**TO BE DONE:**
Leave out the pictures and reproduce all of the data exactly.
-------------------------
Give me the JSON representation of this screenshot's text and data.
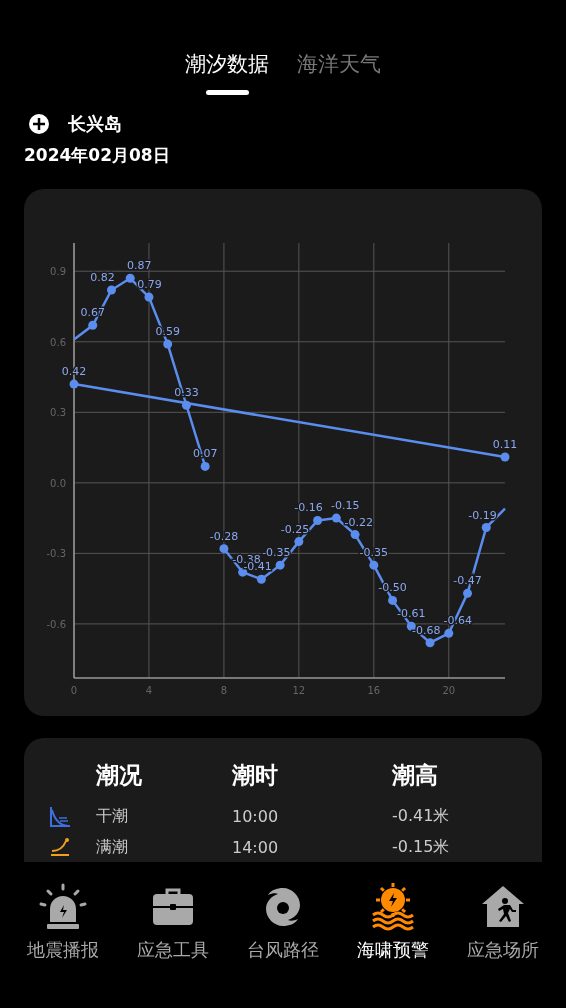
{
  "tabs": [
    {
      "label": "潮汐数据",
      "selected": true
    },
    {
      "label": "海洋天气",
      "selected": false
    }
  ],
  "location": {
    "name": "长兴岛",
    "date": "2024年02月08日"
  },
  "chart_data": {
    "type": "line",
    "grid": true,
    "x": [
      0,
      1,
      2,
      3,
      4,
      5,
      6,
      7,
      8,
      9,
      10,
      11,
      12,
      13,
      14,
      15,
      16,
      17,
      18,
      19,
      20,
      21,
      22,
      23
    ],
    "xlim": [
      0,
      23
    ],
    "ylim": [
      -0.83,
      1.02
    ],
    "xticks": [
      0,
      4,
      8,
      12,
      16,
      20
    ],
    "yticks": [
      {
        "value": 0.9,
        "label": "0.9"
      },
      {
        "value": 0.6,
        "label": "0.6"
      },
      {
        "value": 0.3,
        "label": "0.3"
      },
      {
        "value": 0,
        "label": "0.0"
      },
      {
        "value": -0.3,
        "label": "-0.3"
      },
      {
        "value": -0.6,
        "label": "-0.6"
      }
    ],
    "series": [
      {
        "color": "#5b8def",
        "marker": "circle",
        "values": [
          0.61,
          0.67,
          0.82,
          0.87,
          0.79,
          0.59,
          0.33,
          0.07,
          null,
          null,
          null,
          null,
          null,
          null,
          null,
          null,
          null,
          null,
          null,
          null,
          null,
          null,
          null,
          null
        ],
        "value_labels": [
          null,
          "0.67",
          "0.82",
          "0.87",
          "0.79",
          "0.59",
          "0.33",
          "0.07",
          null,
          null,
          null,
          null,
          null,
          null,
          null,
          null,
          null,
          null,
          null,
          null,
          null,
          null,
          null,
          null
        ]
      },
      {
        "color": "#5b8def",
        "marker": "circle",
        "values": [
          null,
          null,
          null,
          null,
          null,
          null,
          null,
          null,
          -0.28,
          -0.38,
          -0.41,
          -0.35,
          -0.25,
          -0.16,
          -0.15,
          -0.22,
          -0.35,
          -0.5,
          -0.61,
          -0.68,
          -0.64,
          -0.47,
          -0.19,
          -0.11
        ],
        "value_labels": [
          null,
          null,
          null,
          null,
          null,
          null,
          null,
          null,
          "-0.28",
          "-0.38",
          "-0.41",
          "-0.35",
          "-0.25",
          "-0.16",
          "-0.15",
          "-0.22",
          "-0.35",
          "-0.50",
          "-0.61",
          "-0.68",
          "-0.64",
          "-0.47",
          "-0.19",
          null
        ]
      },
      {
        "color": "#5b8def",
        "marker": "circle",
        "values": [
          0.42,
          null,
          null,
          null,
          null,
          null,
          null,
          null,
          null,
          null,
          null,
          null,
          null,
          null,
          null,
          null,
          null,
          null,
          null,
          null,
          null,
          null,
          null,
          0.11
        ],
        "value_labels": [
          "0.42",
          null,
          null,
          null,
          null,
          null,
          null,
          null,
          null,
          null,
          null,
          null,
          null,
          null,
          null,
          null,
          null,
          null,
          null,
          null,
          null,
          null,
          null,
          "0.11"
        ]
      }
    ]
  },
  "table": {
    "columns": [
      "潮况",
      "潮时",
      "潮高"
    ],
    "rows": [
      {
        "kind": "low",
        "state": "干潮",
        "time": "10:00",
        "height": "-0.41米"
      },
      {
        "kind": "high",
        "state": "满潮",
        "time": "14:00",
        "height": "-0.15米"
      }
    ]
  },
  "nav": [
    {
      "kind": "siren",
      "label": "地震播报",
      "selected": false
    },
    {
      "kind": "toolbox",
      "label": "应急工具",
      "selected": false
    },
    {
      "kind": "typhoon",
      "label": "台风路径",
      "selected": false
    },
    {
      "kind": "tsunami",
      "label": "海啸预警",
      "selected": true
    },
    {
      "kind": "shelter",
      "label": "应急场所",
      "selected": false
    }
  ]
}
-------------------------
**EXPECTED OUTPUT:**
Give me the JSON representation of this screenshot's text and data.
{
  "tabs": [
    {
      "label": "潮汐数据",
      "selected": true
    },
    {
      "label": "海洋天气",
      "selected": false
    }
  ],
  "location": {
    "name": "长兴岛",
    "date": "2024年02月08日"
  },
  "chart_data": {
    "type": "line",
    "grid": true,
    "x": [
      0,
      1,
      2,
      3,
      4,
      5,
      6,
      7,
      8,
      9,
      10,
      11,
      12,
      13,
      14,
      15,
      16,
      17,
      18,
      19,
      20,
      21,
      22,
      23
    ],
    "xlim": [
      0,
      23
    ],
    "ylim": [
      -0.83,
      1.02
    ],
    "xticks": [
      0,
      4,
      8,
      12,
      16,
      20
    ],
    "yticks": [
      {
        "value": 0.9,
        "label": "0.9"
      },
      {
        "value": 0.6,
        "label": "0.6"
      },
      {
        "value": 0.3,
        "label": "0.3"
      },
      {
        "value": 0,
        "label": "0.0"
      },
      {
        "value": -0.3,
        "label": "-0.3"
      },
      {
        "value": -0.6,
        "label": "-0.6"
      }
    ],
    "series": [
      {
        "color": "#5b8def",
        "marker": "circle",
        "values": [
          0.61,
          0.67,
          0.82,
          0.87,
          0.79,
          0.59,
          0.33,
          0.07,
          null,
          null,
          null,
          null,
          null,
          null,
          null,
          null,
          null,
          null,
          null,
          null,
          null,
          null,
          null,
          null
        ],
        "value_labels": [
          null,
          "0.67",
          "0.82",
          "0.87",
          "0.79",
          "0.59",
          "0.33",
          "0.07",
          null,
          null,
          null,
          null,
          null,
          null,
          null,
          null,
          null,
          null,
          null,
          null,
          null,
          null,
          null,
          null
        ]
      },
      {
        "color": "#5b8def",
        "marker": "circle",
        "values": [
          null,
          null,
          null,
          null,
          null,
          null,
          null,
          null,
          -0.28,
          -0.38,
          -0.41,
          -0.35,
          -0.25,
          -0.16,
          -0.15,
          -0.22,
          -0.35,
          -0.5,
          -0.61,
          -0.68,
          -0.64,
          -0.47,
          -0.19,
          -0.11
        ],
        "value_labels": [
          null,
          null,
          null,
          null,
          null,
          null,
          null,
          null,
          "-0.28",
          "-0.38",
          "-0.41",
          "-0.35",
          "-0.25",
          "-0.16",
          "-0.15",
          "-0.22",
          "-0.35",
          "-0.50",
          "-0.61",
          "-0.68",
          "-0.64",
          "-0.47",
          "-0.19",
          null
        ]
      },
      {
        "color": "#5b8def",
        "marker": "circle",
        "values": [
          0.42,
          null,
          null,
          null,
          null,
          null,
          null,
          null,
          null,
          null,
          null,
          null,
          null,
          null,
          null,
          null,
          null,
          null,
          null,
          null,
          null,
          null,
          null,
          0.11
        ],
        "value_labels": [
          "0.42",
          null,
          null,
          null,
          null,
          null,
          null,
          null,
          null,
          null,
          null,
          null,
          null,
          null,
          null,
          null,
          null,
          null,
          null,
          null,
          null,
          null,
          null,
          "0.11"
        ]
      }
    ]
  },
  "table": {
    "columns": [
      "潮况",
      "潮时",
      "潮高"
    ],
    "rows": [
      {
        "kind": "low",
        "state": "干潮",
        "time": "10:00",
        "height": "-0.41米"
      },
      {
        "kind": "high",
        "state": "满潮",
        "time": "14:00",
        "height": "-0.15米"
      }
    ]
  },
  "nav": [
    {
      "kind": "siren",
      "label": "地震播报",
      "selected": false
    },
    {
      "kind": "toolbox",
      "label": "应急工具",
      "selected": false
    },
    {
      "kind": "typhoon",
      "label": "台风路径",
      "selected": false
    },
    {
      "kind": "tsunami",
      "label": "海啸预警",
      "selected": true
    },
    {
      "kind": "shelter",
      "label": "应急场所",
      "selected": false
    }
  ]
}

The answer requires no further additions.